● Exercise
Retype the complete listing exactly as it appears.

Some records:
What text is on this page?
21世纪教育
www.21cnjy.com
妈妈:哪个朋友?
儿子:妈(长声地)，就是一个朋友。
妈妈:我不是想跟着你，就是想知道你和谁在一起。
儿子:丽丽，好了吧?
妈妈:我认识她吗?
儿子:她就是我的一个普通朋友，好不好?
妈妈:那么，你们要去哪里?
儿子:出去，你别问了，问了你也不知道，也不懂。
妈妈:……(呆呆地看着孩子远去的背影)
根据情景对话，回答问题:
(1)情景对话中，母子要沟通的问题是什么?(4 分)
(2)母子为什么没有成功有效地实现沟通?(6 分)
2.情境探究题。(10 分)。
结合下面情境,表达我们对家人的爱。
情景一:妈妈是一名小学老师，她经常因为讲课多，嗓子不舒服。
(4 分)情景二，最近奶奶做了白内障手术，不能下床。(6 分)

● Answer for this exercise
What text is on this page?
21世纪教育
www.21cnjy.com
妈妈:哪个朋友?
儿子:妈(长声地)，就是一个朋友。
妈妈:我不是想跟着你，就是想知道你和谁在一起。
儿子:丽丽，好了吧?
妈妈:我认识她吗?
儿子:她就是我的一个普通朋友，好不好?
妈妈:那么，你们要去哪里?
儿子:出去，你别问了，问了你也不知道，也不懂。
妈妈:……(呆呆地看着孩子远去的背影)
根据情景对话，回答问题:
(1)情景对话中，母子要沟通的问题是什么?(4 分)
(2)母子为什么没有成功有效地实现沟通?(6 分)
2.情境探究题。(10 分)。
结合下面情境,表达我们对家人的爱。
情景一:妈妈是一名小学老师，她经常因为讲课多，嗓子不舒服。
(4 分)情景二，最近奶奶做了白内障手术，不能下床。(6 分)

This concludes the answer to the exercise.